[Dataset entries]
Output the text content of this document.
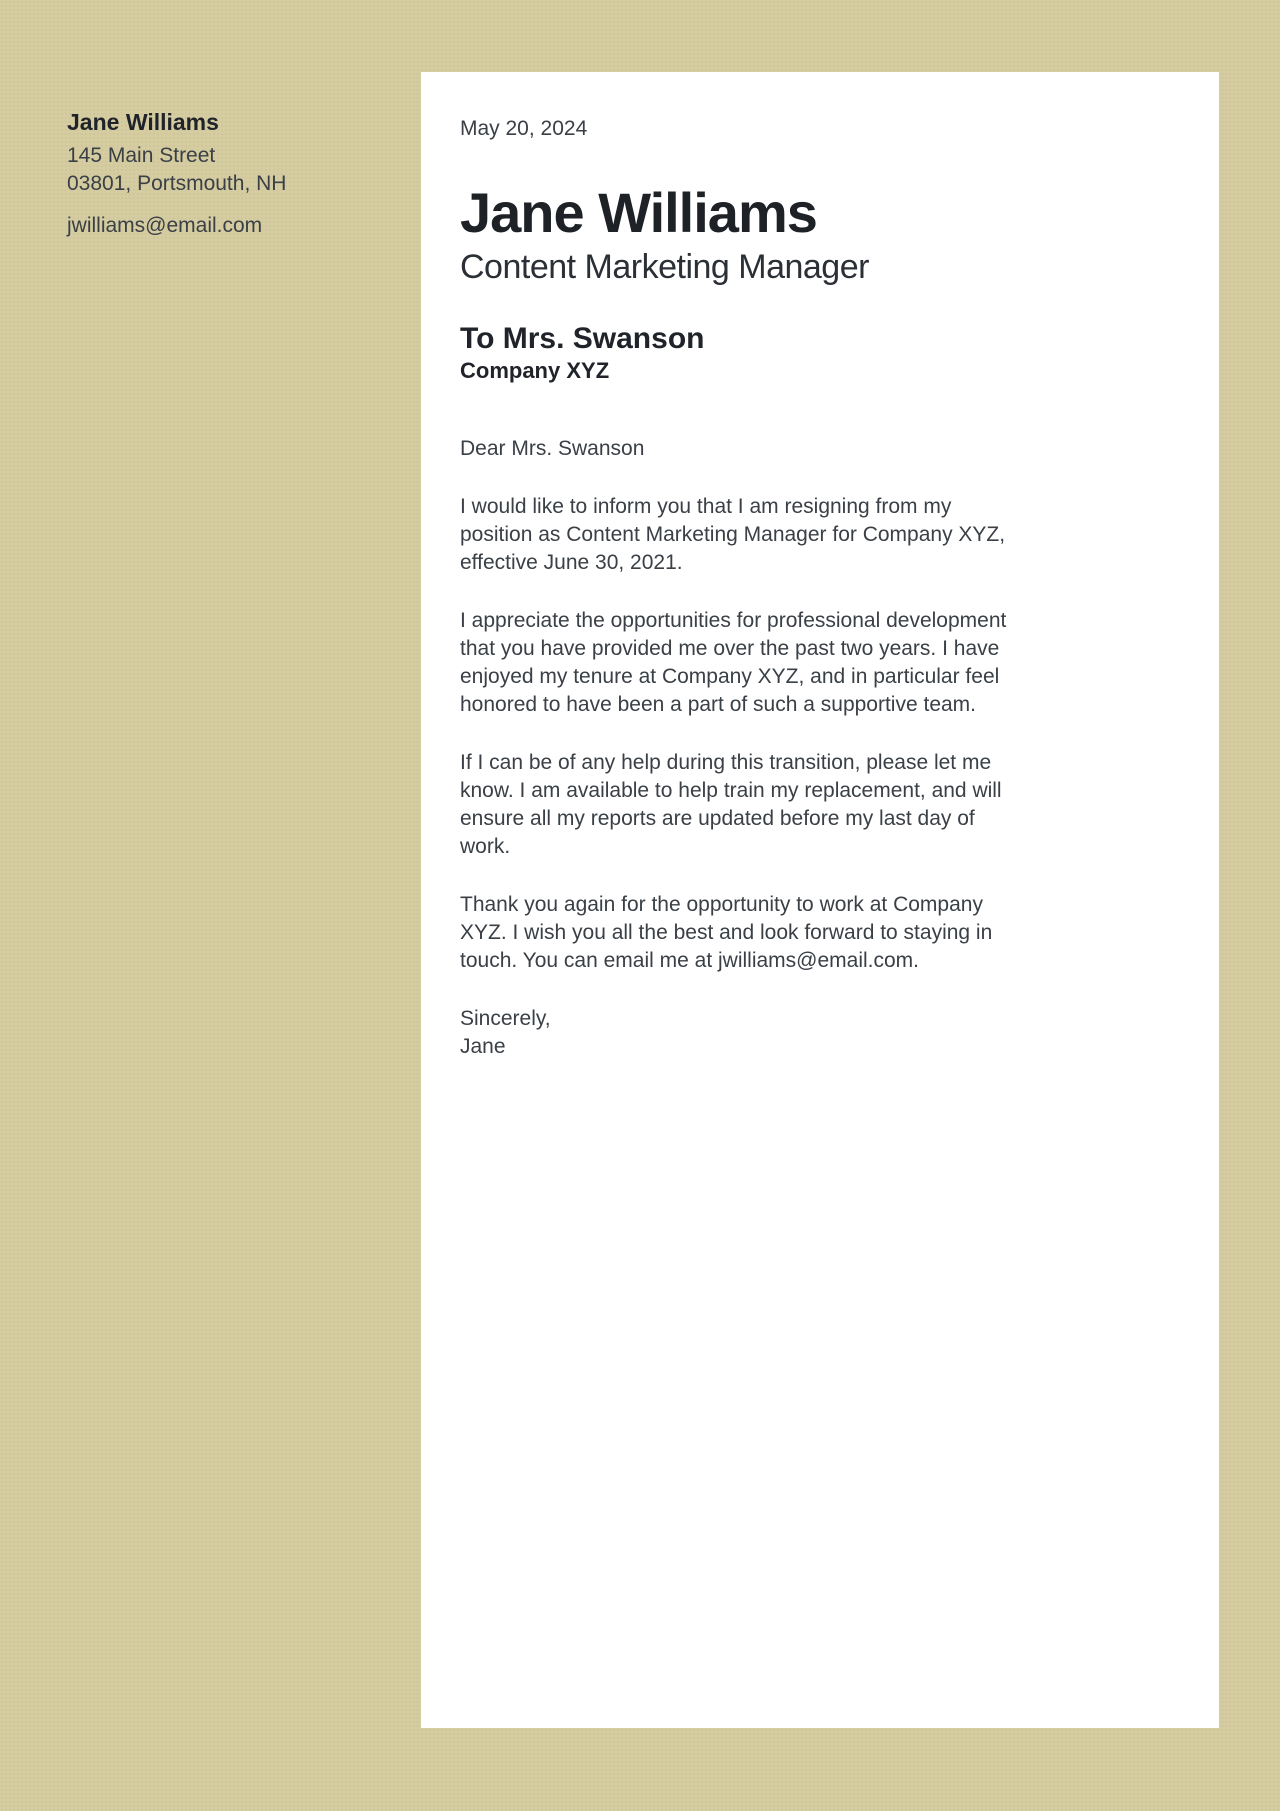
Jane Williams
145 Main Street
03801, Portsmouth, NH
jwilliams@email.com
May 20, 2024
Jane Williams
Content Marketing Manager

To Mrs. Swanson

Company XYZ

Dear Mrs. Swanson

I would like to inform you that I am resigning from my position as Content Marketing Manager for Company XYZ, effective June 30, 2021.

I appreciate the opportunities for professional development that you have provided me over the past two years. I have enjoyed my tenure at Company XYZ, and in particular feel honored to have been a part of such a supportive team.

If I can be of any help during this transition, please let me know. I am available to help train my replacement, and will ensure all my reports are updated before my last day of work.

Thank you again for the opportunity to work at Company XYZ. I wish you all the best and look forward to staying in touch. You can email me at jwilliams@email.com.

Sincerely,
Jane
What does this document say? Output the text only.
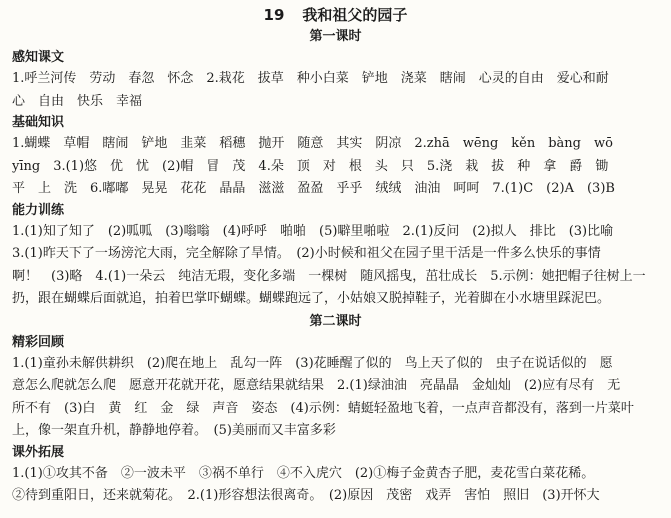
19 我和祖父的园子
第一课时
感知课文

1.呼兰河传　劳动　春忽　怀念　2.栽花　拔草　种小白菜　铲地　浇菜　瞎闹　心灵的自由　爱心和耐

心　自由　快乐　幸福

基础知识

1.蝴蝶　草帽　瞎闹　铲地　韭菜　稻穗　抛开　随意　其实　阴凉　2.zhā　wēng　kěn　bàng　wō

yīng　3.(1)悠　优　忧　(2)帽　冒　茂　4.朵　顶　对　根　头　只　5.浇　栽　拔　种　拿　爵　锄

平　上　洗　6.嘟嘟　晃晃　花花　晶晶　滋滋　盈盈　乎乎　绒绒　油油　呵呵　7.(1)C　(2)A　(3)B

能力训练

1.(1)知了知了　(2)呱呱　(3)嗡嗡　(4)呼呼　啪啪　(5)噼里啪啦　2.(1)反问　(2)拟人　排比　(3)比喻

3.(1)昨天下了一场滂沱大雨，完全解除了旱情。　(2)小时候和祖父在园子里干活是一件多么快乐的事情

啊！　(3)略　4.(1)一朵云　纯洁无瑕，变化多端　一棵树　随风摇曳，茁壮成长　5.示例：她把帽子往树上一

扔，跟在蝴蝶后面就追，拍着巴掌吓蝴蝶。蝴蝶跑远了，小姑娘又脱掉鞋子，光着脚在小水塘里踩泥巴。

第二课时
精彩回顾

1.(1)童孙未解供耕织　(2)爬在地上　乱勾一阵　(3)花睡醒了似的　鸟上天了似的　虫子在说话似的　愿

意怎么爬就怎么爬　愿意开花就开花，愿意结果就结果　2.(1)绿油油　亮晶晶　金灿灿　(2)应有尽有　无

所不有　(3)白　黄　红　金　绿　声音　姿态　(4)示例：蜻蜓轻盈地飞着，一点声音都没有，落到一片菜叶

上，像一架直升机，静静地停着。　(5)美丽而又丰富多彩

课外拓展

1.(1)①攻其不备　②一波未平　③祸不单行　④不入虎穴　(2)①梅子金黄杏子肥，麦花雪白菜花稀。

②待到重阳日，还来就菊花。　2.(1)形容想法很离奇。　(2)原因　茂密　戏弄　害怕　照旧　(3)开怀大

- What you should do: List all lines where "document" occurs.

- The solution:
Output the text content of this document.
What does this document say? Output the text only.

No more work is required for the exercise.